» **TASK STATEMENT**
Transcribe all of the material exactly. Any picture in it should be left out.

» **MATERIAL SUPPLIED**

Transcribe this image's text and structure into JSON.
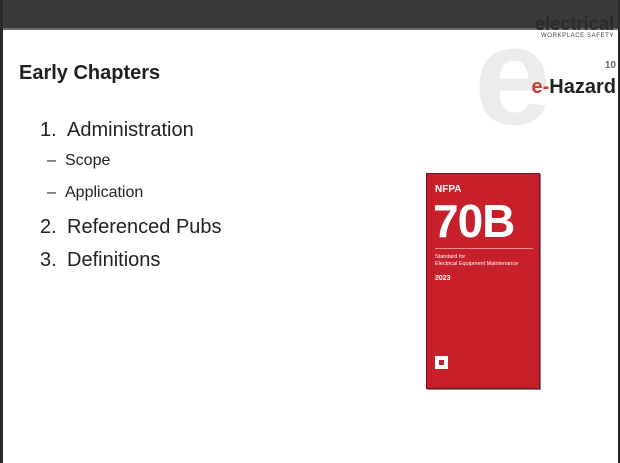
{
  "slide": {
    "title": "Early Chapters",
    "number": "10"
  },
  "brand": {
    "word": "electrical",
    "sub": "WORKPLACE SAFETY",
    "watermark_letter": "e",
    "logo_e": "e",
    "logo_dash": "-",
    "logo_word": "Hazard"
  },
  "outline": [
    {
      "num": "1.",
      "text": "Administration",
      "sub": [
        "Scope",
        "Application"
      ]
    },
    {
      "num": "2.",
      "text": "Referenced Pubs",
      "sub": []
    },
    {
      "num": "3.",
      "text": "Definitions",
      "sub": []
    }
  ],
  "sub_marker": "–",
  "book_cover": {
    "publisher": "NFPA",
    "code": "70B",
    "standard_line1": "Standard for",
    "standard_line2": "Electrical Equipment Maintenance",
    "year": "2023",
    "background_color": "#c8202b"
  },
  "colors": {
    "top_bar": "#3a3a3a",
    "accent_red": "#d23a2a"
  }
}
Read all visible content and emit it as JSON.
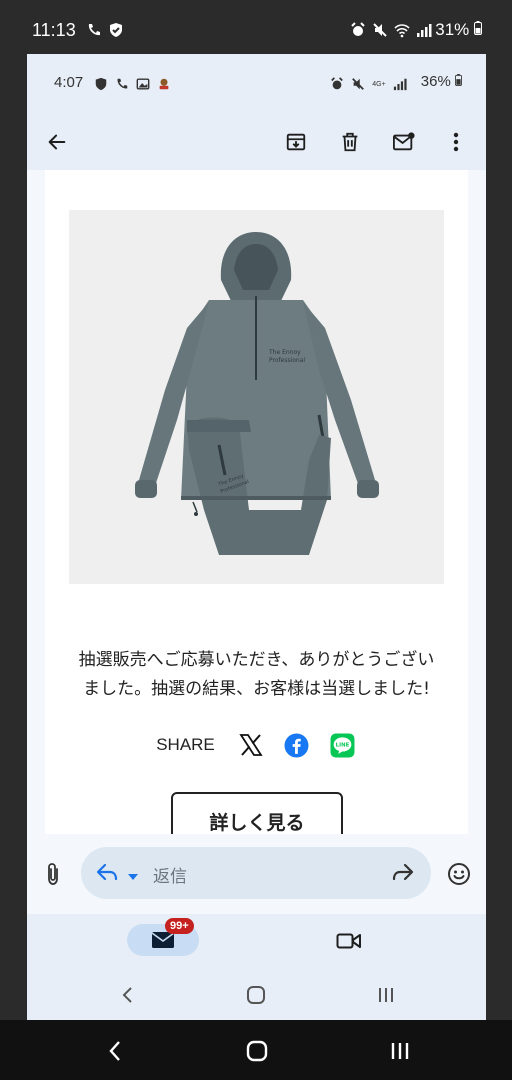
{
  "outer_status": {
    "time": "11:13",
    "battery": "31%"
  },
  "inner_status": {
    "time": "4:07",
    "battery": "36%",
    "network": "4G+"
  },
  "toolbar": {
    "back": "back-icon",
    "archive": "archive-icon",
    "delete": "trash-icon",
    "mark_unread": "mark-unread-icon",
    "more": "more-icon"
  },
  "email": {
    "message_line1": "抽選販売へご応募いただき、ありがとうござい",
    "message_line2": "ました。抽選の結果、お客様は当選しました!",
    "share_label": "SHARE",
    "share_icons": [
      "x-icon",
      "facebook-icon",
      "line-icon"
    ],
    "details_button": "詳しく見る",
    "line_logo_text": "LINE",
    "product_print_line1": "The Ennoy",
    "product_print_line2": "Professional"
  },
  "reply_bar": {
    "placeholder": "返信"
  },
  "bottom_nav": {
    "badge": "99+"
  },
  "colors": {
    "accent": "#1a73e8",
    "badge": "#c5221f",
    "facebook": "#1877f2",
    "line": "#06c755"
  }
}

» **ANSWER BELOW**
Transcribe this image's text and structure into JSON.
{
  "slide": {
    "title": "Early Chapters",
    "number": "10"
  },
  "brand": {
    "word": "electrical",
    "sub": "WORKPLACE SAFETY",
    "watermark_letter": "e",
    "logo_e": "e",
    "logo_dash": "-",
    "logo_word": "Hazard"
  },
  "outline": [
    {
      "num": "1.",
      "text": "Administration",
      "sub": [
        "Scope",
        "Application"
      ]
    },
    {
      "num": "2.",
      "text": "Referenced Pubs",
      "sub": []
    },
    {
      "num": "3.",
      "text": "Definitions",
      "sub": []
    }
  ],
  "sub_marker": "–",
  "book_cover": {
    "publisher": "NFPA",
    "code": "70B",
    "standard_line1": "Standard for",
    "standard_line2": "Electrical Equipment Maintenance",
    "year": "2023",
    "background_color": "#c8202b"
  },
  "colors": {
    "top_bar": "#3a3a3a",
    "accent_red": "#d23a2a"
  }
}
Read all visible content and emit it as JSON.
{
  "outer_status": {
    "time": "11:13",
    "battery": "31%"
  },
  "inner_status": {
    "time": "4:07",
    "battery": "36%",
    "network": "4G+"
  },
  "toolbar": {
    "back": "back-icon",
    "archive": "archive-icon",
    "delete": "trash-icon",
    "mark_unread": "mark-unread-icon",
    "more": "more-icon"
  },
  "email": {
    "message_line1": "抽選販売へご応募いただき、ありがとうござい",
    "message_line2": "ました。抽選の結果、お客様は当選しました!",
    "share_label": "SHARE",
    "share_icons": [
      "x-icon",
      "facebook-icon",
      "line-icon"
    ],
    "details_button": "詳しく見る",
    "line_logo_text": "LINE",
    "product_print_line1": "The Ennoy",
    "product_print_line2": "Professional"
  },
  "reply_bar": {
    "placeholder": "返信"
  },
  "bottom_nav": {
    "badge": "99+"
  },
  "colors": {
    "accent": "#1a73e8",
    "badge": "#c5221f",
    "facebook": "#1877f2",
    "line": "#06c755"
  }
}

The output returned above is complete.